• TASK DETAILS
Answer with nothing but the number of lines that include the word "بداية".

—————

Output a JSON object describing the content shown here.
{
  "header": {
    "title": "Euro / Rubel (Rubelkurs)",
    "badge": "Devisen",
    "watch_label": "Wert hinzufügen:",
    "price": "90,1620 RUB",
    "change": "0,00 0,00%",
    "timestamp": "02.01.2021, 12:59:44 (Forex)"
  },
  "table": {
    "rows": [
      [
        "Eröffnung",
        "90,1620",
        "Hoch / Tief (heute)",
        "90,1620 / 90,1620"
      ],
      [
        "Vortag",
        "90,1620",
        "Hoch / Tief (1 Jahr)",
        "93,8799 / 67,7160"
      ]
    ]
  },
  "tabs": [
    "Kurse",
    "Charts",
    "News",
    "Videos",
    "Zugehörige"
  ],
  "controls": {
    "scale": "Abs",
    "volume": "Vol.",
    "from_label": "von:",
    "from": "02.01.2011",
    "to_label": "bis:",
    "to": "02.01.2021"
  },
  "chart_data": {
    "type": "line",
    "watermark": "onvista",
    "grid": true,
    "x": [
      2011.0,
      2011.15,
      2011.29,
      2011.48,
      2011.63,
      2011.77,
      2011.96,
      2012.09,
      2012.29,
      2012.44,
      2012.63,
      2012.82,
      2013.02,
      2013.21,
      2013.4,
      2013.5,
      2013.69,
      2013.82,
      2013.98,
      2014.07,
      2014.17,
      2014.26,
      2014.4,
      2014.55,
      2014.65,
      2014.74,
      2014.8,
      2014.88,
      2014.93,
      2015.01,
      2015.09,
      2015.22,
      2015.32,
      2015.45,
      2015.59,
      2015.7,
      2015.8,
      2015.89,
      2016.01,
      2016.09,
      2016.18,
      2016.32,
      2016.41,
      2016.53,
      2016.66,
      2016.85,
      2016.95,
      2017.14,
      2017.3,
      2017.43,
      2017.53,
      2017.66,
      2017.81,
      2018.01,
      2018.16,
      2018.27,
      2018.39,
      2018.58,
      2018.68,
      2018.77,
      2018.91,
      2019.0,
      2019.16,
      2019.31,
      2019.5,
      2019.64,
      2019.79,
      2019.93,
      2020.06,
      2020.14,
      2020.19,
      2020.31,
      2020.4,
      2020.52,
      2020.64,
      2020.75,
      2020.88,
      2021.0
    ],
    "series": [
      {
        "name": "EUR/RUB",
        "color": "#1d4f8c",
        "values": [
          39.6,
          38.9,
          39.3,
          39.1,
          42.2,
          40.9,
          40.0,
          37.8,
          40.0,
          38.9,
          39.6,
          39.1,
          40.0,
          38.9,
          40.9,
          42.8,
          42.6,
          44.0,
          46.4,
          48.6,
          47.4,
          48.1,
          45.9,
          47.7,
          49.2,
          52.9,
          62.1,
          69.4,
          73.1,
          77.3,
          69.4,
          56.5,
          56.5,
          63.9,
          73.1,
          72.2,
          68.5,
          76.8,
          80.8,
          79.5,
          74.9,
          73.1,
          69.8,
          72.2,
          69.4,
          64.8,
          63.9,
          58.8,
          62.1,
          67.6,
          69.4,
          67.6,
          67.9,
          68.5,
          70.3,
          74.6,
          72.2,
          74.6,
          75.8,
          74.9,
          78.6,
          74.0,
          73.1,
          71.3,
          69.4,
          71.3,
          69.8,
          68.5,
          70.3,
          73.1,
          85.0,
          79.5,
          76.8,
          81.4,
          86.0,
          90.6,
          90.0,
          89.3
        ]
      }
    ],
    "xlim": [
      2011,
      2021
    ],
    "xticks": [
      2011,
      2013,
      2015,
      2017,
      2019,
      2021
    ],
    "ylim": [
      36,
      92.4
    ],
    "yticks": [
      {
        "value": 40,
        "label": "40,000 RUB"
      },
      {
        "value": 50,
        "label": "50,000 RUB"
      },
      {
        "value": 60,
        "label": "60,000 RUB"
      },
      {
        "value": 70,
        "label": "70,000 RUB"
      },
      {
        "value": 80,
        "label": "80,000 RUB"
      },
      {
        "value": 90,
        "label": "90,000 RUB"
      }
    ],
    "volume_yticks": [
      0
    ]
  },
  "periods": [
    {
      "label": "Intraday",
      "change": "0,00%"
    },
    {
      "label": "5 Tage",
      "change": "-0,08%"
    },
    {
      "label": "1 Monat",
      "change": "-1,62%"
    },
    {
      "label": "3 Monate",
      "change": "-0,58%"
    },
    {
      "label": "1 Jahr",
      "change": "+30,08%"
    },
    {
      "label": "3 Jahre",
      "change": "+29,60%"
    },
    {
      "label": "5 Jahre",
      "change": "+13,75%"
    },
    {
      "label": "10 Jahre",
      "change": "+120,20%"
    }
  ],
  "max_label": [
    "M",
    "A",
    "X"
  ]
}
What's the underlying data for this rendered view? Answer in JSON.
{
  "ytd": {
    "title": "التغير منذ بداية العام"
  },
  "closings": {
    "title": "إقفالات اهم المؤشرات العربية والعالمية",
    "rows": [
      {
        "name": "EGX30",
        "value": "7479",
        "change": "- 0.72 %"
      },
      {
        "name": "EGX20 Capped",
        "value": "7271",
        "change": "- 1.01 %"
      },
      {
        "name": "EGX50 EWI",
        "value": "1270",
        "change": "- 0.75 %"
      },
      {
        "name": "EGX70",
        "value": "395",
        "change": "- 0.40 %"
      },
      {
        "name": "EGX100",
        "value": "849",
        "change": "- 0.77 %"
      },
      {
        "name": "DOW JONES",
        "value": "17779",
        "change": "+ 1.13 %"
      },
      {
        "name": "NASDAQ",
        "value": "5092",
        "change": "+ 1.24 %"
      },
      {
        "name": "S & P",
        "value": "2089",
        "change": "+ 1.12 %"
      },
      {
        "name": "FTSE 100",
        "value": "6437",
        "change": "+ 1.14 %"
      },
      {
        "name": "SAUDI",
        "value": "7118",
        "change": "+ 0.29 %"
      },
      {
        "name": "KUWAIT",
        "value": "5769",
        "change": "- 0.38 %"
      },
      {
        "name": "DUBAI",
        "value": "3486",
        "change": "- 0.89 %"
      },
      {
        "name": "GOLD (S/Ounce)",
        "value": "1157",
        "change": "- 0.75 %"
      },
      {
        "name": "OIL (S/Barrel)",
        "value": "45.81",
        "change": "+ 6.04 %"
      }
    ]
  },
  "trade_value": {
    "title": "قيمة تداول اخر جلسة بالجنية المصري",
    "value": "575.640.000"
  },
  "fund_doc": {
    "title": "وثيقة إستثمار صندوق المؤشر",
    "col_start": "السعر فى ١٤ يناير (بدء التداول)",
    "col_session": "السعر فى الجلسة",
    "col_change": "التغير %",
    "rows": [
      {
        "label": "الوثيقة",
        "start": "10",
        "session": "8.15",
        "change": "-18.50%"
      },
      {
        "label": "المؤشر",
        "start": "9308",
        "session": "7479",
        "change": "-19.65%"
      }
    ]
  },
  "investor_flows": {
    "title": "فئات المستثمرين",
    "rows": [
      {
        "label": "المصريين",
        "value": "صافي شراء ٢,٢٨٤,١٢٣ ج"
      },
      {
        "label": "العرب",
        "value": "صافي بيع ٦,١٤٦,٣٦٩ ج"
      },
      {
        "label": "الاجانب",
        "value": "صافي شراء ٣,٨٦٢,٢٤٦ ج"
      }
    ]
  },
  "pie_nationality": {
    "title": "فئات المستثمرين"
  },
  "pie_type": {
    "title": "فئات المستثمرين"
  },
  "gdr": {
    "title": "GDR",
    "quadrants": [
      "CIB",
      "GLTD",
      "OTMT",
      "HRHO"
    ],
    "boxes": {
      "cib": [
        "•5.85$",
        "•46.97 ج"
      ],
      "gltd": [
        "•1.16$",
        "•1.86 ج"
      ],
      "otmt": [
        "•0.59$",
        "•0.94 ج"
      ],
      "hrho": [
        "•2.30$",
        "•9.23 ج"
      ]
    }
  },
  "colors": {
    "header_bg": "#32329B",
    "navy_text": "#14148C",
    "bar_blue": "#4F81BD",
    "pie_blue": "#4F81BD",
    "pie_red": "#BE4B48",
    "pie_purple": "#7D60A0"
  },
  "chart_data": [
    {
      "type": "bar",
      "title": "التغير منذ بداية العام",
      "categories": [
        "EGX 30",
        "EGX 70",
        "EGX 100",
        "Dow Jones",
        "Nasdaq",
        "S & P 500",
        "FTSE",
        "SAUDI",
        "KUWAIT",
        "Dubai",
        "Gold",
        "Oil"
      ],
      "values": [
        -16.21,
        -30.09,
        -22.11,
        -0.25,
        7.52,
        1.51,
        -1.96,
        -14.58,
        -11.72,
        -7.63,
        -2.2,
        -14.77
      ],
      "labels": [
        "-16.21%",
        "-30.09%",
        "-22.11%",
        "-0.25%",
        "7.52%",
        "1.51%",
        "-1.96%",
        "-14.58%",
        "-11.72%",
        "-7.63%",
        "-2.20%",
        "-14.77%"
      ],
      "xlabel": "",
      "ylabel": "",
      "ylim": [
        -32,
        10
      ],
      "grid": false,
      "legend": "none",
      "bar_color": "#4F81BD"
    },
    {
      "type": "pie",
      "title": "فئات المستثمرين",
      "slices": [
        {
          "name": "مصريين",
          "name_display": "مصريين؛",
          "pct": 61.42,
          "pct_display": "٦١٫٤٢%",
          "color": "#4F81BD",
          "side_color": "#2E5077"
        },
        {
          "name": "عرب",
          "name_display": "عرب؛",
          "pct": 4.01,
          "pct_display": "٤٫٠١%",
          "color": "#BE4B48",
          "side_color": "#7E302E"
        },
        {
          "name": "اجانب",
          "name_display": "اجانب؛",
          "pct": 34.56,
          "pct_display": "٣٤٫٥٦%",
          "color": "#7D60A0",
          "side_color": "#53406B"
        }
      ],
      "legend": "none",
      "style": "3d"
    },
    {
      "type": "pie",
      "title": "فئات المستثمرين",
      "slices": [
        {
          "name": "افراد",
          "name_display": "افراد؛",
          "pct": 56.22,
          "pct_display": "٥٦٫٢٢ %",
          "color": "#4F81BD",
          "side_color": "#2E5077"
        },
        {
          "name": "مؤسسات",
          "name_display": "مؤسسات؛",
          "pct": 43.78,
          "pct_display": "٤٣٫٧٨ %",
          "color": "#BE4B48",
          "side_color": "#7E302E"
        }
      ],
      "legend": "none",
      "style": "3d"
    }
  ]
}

—————

• EXERCISE RESPONSE
2